■ Exercise instructions
Each line that holds the word "this" counts once; report the total and nothing else.

■ Material shown
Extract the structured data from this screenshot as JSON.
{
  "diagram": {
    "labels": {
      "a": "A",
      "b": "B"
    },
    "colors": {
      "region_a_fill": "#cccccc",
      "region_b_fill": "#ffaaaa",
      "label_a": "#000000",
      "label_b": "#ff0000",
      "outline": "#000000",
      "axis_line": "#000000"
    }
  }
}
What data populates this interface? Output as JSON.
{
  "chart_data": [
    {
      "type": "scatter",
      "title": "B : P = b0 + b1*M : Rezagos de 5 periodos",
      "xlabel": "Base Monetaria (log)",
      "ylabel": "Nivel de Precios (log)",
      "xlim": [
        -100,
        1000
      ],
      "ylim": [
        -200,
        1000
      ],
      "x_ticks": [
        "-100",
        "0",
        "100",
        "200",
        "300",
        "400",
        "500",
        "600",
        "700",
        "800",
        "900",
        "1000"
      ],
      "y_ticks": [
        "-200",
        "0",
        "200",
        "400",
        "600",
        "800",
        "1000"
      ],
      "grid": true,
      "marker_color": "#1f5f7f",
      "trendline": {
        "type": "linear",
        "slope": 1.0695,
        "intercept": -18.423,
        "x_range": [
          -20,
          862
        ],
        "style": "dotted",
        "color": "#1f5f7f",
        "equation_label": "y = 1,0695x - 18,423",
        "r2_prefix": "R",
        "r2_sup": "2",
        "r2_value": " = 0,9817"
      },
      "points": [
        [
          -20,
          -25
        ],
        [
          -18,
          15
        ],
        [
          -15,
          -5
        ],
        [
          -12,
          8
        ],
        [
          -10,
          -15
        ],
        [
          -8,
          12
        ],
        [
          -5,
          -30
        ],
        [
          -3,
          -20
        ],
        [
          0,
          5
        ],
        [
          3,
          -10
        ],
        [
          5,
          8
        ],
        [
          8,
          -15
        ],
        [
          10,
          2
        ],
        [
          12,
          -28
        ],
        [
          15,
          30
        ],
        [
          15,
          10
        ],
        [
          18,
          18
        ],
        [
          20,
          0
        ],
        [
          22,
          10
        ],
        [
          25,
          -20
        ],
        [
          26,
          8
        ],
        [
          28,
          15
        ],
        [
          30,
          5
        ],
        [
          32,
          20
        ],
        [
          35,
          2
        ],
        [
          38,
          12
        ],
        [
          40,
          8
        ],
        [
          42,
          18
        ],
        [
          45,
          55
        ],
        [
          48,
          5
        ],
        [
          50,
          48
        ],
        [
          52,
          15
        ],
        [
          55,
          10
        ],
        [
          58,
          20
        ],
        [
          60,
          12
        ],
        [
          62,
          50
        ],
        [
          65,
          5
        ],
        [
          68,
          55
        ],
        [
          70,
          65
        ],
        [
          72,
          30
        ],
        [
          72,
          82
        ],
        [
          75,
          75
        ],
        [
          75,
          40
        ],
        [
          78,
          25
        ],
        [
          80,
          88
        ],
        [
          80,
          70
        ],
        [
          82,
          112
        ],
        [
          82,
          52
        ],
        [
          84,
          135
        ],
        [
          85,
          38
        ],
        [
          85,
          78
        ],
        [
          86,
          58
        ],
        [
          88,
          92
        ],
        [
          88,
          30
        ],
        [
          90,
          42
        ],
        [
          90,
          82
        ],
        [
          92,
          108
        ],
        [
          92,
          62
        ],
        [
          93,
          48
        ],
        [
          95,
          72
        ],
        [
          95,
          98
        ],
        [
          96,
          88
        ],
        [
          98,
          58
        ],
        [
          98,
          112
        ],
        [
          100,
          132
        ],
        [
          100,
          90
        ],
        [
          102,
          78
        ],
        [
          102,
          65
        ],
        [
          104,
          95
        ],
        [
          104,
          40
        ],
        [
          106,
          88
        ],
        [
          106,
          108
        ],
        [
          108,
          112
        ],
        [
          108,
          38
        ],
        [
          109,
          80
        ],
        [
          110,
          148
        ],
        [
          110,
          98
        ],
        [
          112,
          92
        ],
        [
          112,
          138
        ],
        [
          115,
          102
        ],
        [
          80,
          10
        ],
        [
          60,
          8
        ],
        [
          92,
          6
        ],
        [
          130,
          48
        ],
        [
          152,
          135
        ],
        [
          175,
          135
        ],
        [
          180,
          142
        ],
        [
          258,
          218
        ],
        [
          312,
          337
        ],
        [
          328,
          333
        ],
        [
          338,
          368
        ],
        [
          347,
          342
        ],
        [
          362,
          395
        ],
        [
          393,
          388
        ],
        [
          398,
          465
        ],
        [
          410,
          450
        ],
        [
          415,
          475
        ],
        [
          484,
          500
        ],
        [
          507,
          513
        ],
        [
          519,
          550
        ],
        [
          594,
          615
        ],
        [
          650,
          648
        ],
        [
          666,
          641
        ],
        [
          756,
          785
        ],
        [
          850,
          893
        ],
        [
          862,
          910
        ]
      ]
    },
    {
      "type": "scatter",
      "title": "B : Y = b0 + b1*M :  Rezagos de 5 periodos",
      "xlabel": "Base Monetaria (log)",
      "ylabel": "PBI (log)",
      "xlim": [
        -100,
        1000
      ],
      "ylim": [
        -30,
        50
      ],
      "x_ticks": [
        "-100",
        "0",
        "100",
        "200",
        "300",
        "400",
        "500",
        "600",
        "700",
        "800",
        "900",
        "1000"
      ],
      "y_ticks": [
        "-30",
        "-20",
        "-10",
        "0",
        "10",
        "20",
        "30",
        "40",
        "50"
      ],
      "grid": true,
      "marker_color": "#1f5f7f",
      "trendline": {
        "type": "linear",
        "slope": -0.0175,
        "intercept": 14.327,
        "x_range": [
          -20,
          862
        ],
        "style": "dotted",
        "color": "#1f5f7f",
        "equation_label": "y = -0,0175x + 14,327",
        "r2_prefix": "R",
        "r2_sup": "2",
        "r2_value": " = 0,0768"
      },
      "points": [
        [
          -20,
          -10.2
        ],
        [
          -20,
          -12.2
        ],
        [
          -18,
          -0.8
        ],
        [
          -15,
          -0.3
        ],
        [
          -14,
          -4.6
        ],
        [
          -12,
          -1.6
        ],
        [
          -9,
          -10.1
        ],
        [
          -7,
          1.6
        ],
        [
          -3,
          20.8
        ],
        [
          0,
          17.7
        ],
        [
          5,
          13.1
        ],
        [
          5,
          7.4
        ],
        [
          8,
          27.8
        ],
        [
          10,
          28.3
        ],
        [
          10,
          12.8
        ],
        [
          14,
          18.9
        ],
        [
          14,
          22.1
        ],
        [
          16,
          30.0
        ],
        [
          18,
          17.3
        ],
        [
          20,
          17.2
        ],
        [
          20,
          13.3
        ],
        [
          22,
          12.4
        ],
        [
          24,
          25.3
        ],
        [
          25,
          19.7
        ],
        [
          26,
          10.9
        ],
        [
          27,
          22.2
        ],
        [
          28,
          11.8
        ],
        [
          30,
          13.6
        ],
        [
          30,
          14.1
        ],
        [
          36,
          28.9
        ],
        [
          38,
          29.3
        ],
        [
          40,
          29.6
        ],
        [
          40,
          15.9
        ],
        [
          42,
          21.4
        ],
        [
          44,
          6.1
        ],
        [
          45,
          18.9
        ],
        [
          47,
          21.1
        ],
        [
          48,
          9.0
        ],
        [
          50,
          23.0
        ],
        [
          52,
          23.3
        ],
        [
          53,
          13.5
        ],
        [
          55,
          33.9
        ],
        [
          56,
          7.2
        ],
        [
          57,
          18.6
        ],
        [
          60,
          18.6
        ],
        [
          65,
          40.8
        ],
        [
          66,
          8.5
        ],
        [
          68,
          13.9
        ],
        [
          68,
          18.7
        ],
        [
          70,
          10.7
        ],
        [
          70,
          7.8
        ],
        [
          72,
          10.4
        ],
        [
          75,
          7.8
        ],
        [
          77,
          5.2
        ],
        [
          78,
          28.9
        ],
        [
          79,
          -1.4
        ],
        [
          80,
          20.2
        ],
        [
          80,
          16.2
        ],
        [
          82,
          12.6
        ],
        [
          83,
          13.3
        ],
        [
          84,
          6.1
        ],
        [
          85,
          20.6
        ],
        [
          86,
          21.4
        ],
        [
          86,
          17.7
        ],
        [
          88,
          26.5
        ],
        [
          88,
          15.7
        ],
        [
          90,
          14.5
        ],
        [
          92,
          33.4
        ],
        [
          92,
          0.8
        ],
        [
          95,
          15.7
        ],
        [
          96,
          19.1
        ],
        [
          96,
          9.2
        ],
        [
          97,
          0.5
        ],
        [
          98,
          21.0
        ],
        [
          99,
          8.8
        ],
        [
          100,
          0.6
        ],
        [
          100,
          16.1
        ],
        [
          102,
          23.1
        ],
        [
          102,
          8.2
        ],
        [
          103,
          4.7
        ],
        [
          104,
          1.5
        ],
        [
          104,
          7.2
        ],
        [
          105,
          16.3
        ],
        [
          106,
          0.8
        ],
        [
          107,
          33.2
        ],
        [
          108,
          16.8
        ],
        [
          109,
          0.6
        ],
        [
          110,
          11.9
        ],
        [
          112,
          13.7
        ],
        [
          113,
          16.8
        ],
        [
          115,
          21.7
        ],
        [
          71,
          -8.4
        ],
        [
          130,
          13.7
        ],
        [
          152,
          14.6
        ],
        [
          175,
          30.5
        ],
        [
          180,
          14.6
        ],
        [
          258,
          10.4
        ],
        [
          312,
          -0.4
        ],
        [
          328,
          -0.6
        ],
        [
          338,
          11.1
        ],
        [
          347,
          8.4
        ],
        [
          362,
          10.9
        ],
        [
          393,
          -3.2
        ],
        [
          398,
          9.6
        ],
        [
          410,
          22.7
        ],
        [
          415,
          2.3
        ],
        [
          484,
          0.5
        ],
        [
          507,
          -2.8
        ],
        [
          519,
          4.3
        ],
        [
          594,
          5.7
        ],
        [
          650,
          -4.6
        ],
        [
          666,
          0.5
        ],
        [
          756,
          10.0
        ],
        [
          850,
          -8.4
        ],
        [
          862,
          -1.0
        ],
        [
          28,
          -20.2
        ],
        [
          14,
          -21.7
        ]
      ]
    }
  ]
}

■ Exercise output
2